---------- MATERIAL

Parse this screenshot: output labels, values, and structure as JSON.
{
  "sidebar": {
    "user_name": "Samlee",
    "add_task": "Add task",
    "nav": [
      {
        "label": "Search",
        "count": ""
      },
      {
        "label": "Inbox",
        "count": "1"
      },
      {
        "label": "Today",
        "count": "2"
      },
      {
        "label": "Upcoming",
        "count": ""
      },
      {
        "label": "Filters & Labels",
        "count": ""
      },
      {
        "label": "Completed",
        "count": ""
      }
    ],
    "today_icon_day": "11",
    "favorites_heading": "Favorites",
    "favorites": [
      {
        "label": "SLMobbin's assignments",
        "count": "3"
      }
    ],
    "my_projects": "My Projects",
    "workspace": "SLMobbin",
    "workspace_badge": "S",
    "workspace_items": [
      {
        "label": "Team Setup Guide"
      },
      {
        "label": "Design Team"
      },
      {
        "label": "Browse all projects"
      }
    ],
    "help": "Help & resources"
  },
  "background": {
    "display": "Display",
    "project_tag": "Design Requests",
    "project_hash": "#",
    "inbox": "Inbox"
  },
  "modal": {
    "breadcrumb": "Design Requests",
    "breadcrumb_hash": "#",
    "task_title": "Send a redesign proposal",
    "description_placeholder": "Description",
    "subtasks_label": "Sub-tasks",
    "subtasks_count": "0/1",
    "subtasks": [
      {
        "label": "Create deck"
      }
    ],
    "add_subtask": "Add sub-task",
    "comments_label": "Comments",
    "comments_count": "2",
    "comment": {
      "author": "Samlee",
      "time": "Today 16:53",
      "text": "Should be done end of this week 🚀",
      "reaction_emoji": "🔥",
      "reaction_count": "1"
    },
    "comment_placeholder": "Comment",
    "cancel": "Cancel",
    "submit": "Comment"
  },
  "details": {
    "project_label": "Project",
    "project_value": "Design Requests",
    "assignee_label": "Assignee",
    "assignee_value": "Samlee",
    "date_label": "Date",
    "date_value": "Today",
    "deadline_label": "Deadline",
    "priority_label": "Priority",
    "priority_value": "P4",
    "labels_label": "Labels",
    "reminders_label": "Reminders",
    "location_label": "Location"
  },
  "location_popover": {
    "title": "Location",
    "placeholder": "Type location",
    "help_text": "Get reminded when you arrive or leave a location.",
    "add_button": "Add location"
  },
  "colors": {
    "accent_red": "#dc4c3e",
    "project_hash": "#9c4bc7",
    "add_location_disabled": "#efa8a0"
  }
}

--------------------

* EXERCISE DIRECTIONS *
Repeat all of the entries exactly.

* COMPLETE ANSWER *
Parse this screenshot: output labels, values, and structure as JSON.
{
  "sidebar": {
    "user_name": "Samlee",
    "add_task": "Add task",
    "nav": [
      {
        "label": "Search",
        "count": ""
      },
      {
        "label": "Inbox",
        "count": "1"
      },
      {
        "label": "Today",
        "count": "2"
      },
      {
        "label": "Upcoming",
        "count": ""
      },
      {
        "label": "Filters & Labels",
        "count": ""
      },
      {
        "label": "Completed",
        "count": ""
      }
    ],
    "today_icon_day": "11",
    "favorites_heading": "Favorites",
    "favorites": [
      {
        "label": "SLMobbin's assignments",
        "count": "3"
      }
    ],
    "my_projects": "My Projects",
    "workspace": "SLMobbin",
    "workspace_badge": "S",
    "workspace_items": [
      {
        "label": "Team Setup Guide"
      },
      {
        "label": "Design Team"
      },
      {
        "label": "Browse all projects"
      }
    ],
    "help": "Help & resources"
  },
  "background": {
    "display": "Display",
    "project_tag": "Design Requests",
    "project_hash": "#",
    "inbox": "Inbox"
  },
  "modal": {
    "breadcrumb": "Design Requests",
    "breadcrumb_hash": "#",
    "task_title": "Send a redesign proposal",
    "description_placeholder": "Description",
    "subtasks_label": "Sub-tasks",
    "subtasks_count": "0/1",
    "subtasks": [
      {
        "label": "Create deck"
      }
    ],
    "add_subtask": "Add sub-task",
    "comments_label": "Comments",
    "comments_count": "2",
    "comment": {
      "author": "Samlee",
      "time": "Today 16:53",
      "text": "Should be done end of this week 🚀",
      "reaction_emoji": "🔥",
      "reaction_count": "1"
    },
    "comment_placeholder": "Comment",
    "cancel": "Cancel",
    "submit": "Comment"
  },
  "details": {
    "project_label": "Project",
    "project_value": "Design Requests",
    "assignee_label": "Assignee",
    "assignee_value": "Samlee",
    "date_label": "Date",
    "date_value": "Today",
    "deadline_label": "Deadline",
    "priority_label": "Priority",
    "priority_value": "P4",
    "labels_label": "Labels",
    "reminders_label": "Reminders",
    "location_label": "Location"
  },
  "location_popover": {
    "title": "Location",
    "placeholder": "Type location",
    "help_text": "Get reminded when you arrive or leave a location.",
    "add_button": "Add location"
  },
  "colors": {
    "accent_red": "#dc4c3e",
    "project_hash": "#9c4bc7",
    "add_location_disabled": "#efa8a0"
  }
}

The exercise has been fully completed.